◆ REQUIRED TASK
Provide an exact reproduction of every entry.

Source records
----

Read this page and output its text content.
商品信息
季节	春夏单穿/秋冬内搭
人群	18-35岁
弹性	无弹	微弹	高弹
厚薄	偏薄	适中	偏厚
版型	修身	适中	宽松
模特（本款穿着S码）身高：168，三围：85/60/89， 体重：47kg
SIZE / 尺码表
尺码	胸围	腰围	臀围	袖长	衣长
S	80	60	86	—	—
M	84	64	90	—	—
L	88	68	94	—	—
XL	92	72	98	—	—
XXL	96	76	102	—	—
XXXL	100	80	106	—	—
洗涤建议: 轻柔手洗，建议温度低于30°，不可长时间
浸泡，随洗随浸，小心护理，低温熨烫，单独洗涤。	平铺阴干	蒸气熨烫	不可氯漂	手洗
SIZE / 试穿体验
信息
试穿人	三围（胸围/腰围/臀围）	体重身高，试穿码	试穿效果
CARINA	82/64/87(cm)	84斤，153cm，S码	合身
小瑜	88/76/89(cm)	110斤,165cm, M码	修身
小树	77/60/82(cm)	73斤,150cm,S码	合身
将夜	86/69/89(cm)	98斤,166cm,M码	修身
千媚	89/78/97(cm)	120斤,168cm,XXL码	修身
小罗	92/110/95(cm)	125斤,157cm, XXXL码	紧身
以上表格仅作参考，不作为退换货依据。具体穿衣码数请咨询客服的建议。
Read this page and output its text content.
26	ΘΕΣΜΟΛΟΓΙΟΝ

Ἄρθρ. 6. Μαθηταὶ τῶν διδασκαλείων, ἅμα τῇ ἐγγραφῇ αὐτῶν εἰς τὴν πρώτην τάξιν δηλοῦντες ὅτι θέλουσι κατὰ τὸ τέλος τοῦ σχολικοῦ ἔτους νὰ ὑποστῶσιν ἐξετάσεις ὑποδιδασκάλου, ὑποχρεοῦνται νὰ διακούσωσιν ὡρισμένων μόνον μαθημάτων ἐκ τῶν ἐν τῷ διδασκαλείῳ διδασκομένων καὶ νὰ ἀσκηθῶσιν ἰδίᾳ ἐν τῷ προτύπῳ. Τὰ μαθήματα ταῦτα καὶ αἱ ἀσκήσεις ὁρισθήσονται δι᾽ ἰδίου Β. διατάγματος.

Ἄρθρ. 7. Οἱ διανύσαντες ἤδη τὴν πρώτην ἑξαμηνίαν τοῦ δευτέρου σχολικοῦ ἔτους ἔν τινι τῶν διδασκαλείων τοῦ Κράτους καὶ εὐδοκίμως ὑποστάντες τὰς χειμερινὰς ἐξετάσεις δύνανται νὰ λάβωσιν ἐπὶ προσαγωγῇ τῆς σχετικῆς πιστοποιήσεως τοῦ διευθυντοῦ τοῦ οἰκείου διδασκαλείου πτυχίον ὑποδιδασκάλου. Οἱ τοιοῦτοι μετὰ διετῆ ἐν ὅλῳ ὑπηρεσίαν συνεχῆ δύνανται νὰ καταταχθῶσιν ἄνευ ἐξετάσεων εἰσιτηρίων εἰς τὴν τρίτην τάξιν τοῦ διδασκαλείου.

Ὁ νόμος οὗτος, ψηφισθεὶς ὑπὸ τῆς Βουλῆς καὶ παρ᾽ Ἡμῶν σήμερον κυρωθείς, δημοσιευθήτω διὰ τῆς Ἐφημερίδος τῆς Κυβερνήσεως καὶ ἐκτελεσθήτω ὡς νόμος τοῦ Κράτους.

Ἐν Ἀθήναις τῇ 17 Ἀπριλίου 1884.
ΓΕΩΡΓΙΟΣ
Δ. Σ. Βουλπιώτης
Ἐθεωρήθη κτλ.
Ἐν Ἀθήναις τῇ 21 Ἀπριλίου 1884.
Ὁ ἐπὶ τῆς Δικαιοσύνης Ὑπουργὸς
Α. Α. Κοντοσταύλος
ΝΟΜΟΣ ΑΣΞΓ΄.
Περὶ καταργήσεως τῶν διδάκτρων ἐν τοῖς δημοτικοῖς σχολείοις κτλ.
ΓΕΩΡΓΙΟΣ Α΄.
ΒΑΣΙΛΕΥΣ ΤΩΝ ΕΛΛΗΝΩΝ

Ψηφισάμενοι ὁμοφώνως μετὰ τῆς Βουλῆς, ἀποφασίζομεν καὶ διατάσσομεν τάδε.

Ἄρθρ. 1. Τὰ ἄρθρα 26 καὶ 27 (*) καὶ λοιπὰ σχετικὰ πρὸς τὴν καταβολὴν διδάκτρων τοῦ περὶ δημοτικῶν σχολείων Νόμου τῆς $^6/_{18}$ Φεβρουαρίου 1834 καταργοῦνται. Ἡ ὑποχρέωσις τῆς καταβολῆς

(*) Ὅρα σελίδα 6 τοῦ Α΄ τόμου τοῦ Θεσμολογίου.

----

◆ PROBLEM SOLUTION
Read this page and output its text content.
商品信息
季节	春夏单穿/秋冬内搭
人群	18-35岁
弹性	无弹	微弹	高弹
厚薄	偏薄	适中	偏厚
版型	修身	适中	宽松
模特（本款穿着S码）身高：168，三围：85/60/89， 体重：47kg
SIZE / 尺码表
尺码	胸围	腰围	臀围	袖长	衣长
S	80	60	86	—	—
M	84	64	90	—	—
L	88	68	94	—	—
XL	92	72	98	—	—
XXL	96	76	102	—	—
XXXL	100	80	106	—	—
洗涤建议: 轻柔手洗，建议温度低于30°，不可长时间
浸泡，随洗随浸，小心护理，低温熨烫，单独洗涤。	平铺阴干	蒸气熨烫	不可氯漂	手洗
SIZE / 试穿体验
信息
试穿人	三围（胸围/腰围/臀围）	体重身高，试穿码	试穿效果
CARINA	82/64/87(cm)	84斤，153cm，S码	合身
小瑜	88/76/89(cm)	110斤,165cm, M码	修身
小树	77/60/82(cm)	73斤,150cm,S码	合身
将夜	86/69/89(cm)	98斤,166cm,M码	修身
千媚	89/78/97(cm)	120斤,168cm,XXL码	修身
小罗	92/110/95(cm)	125斤,157cm, XXXL码	紧身
以上表格仅作参考，不作为退换货依据。具体穿衣码数请咨询客服的建议。
Read this page and output its text content.
26	ΘΕΣΜΟΛΟΓΙΟΝ

Ἄρθρ. 6. Μαθηταὶ τῶν διδασκαλείων, ἅμα τῇ ἐγγραφῇ αὐτῶν εἰς τὴν πρώτην τάξιν δηλοῦντες ὅτι θέλουσι κατὰ τὸ τέλος τοῦ σχολικοῦ ἔτους νὰ ὑποστῶσιν ἐξετάσεις ὑποδιδασκάλου, ὑποχρεοῦνται νὰ διακούσωσιν ὡρισμένων μόνον μαθημάτων ἐκ τῶν ἐν τῷ διδασκαλείῳ διδασκομένων καὶ νὰ ἀσκηθῶσιν ἰδίᾳ ἐν τῷ προτύπῳ. Τὰ μαθήματα ταῦτα καὶ αἱ ἀσκήσεις ὁρισθήσονται δι᾽ ἰδίου Β. διατάγματος.

Ἄρθρ. 7. Οἱ διανύσαντες ἤδη τὴν πρώτην ἑξαμηνίαν τοῦ δευτέρου σχολικοῦ ἔτους ἔν τινι τῶν διδασκαλείων τοῦ Κράτους καὶ εὐδοκίμως ὑποστάντες τὰς χειμερινὰς ἐξετάσεις δύνανται νὰ λάβωσιν ἐπὶ προσαγωγῇ τῆς σχετικῆς πιστοποιήσεως τοῦ διευθυντοῦ τοῦ οἰκείου διδασκαλείου πτυχίον ὑποδιδασκάλου. Οἱ τοιοῦτοι μετὰ διετῆ ἐν ὅλῳ ὑπηρεσίαν συνεχῆ δύνανται νὰ καταταχθῶσιν ἄνευ ἐξετάσεων εἰσιτηρίων εἰς τὴν τρίτην τάξιν τοῦ διδασκαλείου.

Ὁ νόμος οὗτος, ψηφισθεὶς ὑπὸ τῆς Βουλῆς καὶ παρ᾽ Ἡμῶν σήμερον κυρωθείς, δημοσιευθήτω διὰ τῆς Ἐφημερίδος τῆς Κυβερνήσεως καὶ ἐκτελεσθήτω ὡς νόμος τοῦ Κράτους.

Ἐν Ἀθήναις τῇ 17 Ἀπριλίου 1884.
ΓΕΩΡΓΙΟΣ
Δ. Σ. Βουλπιώτης
Ἐθεωρήθη κτλ.
Ἐν Ἀθήναις τῇ 21 Ἀπριλίου 1884.
Ὁ ἐπὶ τῆς Δικαιοσύνης Ὑπουργὸς
Α. Α. Κοντοσταύλος
ΝΟΜΟΣ ΑΣΞΓ΄.
Περὶ καταργήσεως τῶν διδάκτρων ἐν τοῖς δημοτικοῖς σχολείοις κτλ.
ΓΕΩΡΓΙΟΣ Α΄.
ΒΑΣΙΛΕΥΣ ΤΩΝ ΕΛΛΗΝΩΝ

Ψηφισάμενοι ὁμοφώνως μετὰ τῆς Βουλῆς, ἀποφασίζομεν καὶ διατάσσομεν τάδε.

Ἄρθρ. 1. Τὰ ἄρθρα 26 καὶ 27 (*) καὶ λοιπὰ σχετικὰ πρὸς τὴν καταβολὴν διδάκτρων τοῦ περὶ δημοτικῶν σχολείων Νόμου τῆς $^6/_{18}$ Φεβρουαρίου 1834 καταργοῦνται. Ἡ ὑποχρέωσις τῆς καταβολῆς

(*) Ὅρα σελίδα 6 τοῦ Α΄ τόμου τοῦ Θεσμολογίου.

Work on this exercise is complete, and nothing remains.